◆ Goal of the exercise: Among the records, which lines hold the word "times"? Pick them out.

● ● ● ● ● ● ●

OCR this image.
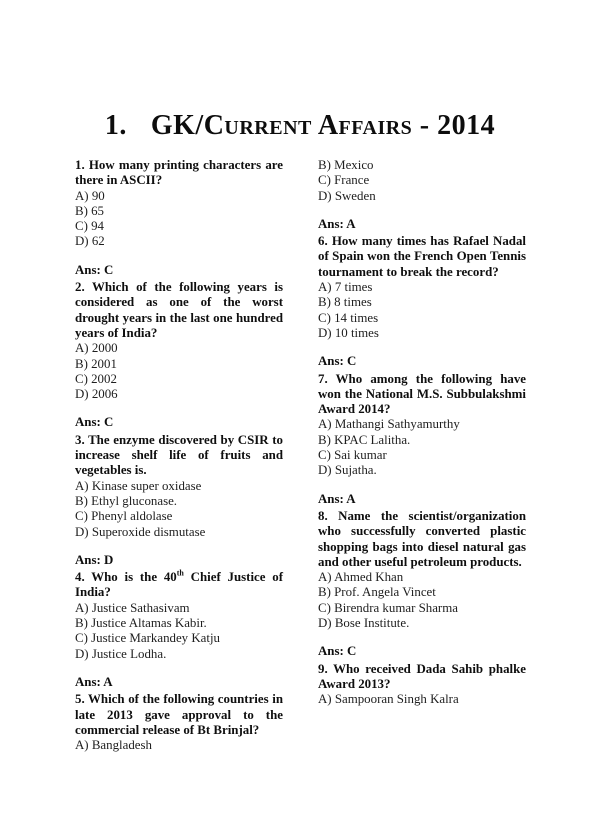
1. GK/Current Affairs - 2014

1. How many printing characters are there in ASCII?

A) 90
B) 65
C) 94
D) 62
Ans: C

2. Which of the following years is considered as one of the worst drought years in the last one hundred years of India?

A) 2000
B) 2001
C) 2002
D) 2006
Ans: C

3. The enzyme discovered by CSIR to increase shelf life of fruits and vegetables is.

A) Kinase super oxidase
B) Ethyl gluconase.
C) Phenyl aldolase
D) Superoxide dismutase
Ans: D

4. Who is the 40th Chief Justice of India?

A) Justice Sathasivam
B) Justice Altamas Kabir.
C) Justice Markandey Katju
D) Justice Lodha.
Ans: A

5. Which of the following countries in late 2013 gave approval to the commercial release of Bt Brinjal?

A) Bangladesh
B) Mexico
C) France
D) Sweden
Ans: A

6. How many times has Rafael Nadal of Spain won the French Open Tennis tournament to break the record?

A) 7 times
B) 8 times
C) 14 times
D) 10 times
Ans: C

7. Who among the following have won the National M.S. Subbulakshmi Award 2014?

A) Mathangi Sathyamurthy
B) KPAC Lalitha.
C) Sai kumar
D) Sujatha.
Ans: A

8. Name the scientist/organization who successfully converted plastic shopping bags into diesel natural gas and other useful petroleum products.

A) Ahmed Khan
B) Prof. Angela Vincet
C) Birendra kumar Sharma
D) Bose Institute.
Ans: C

9. Who received Dada Sahib phalke Award 2013?

A) Sampooran Singh Kalra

● ● ● ● ● ● ●

◆ Exercise result:
6. How many times has Rafael Nadal of Spain won the French Open Tennis tournament to break the record?
A) 7 times
B) 8 times
C) 14 times
D) 10 times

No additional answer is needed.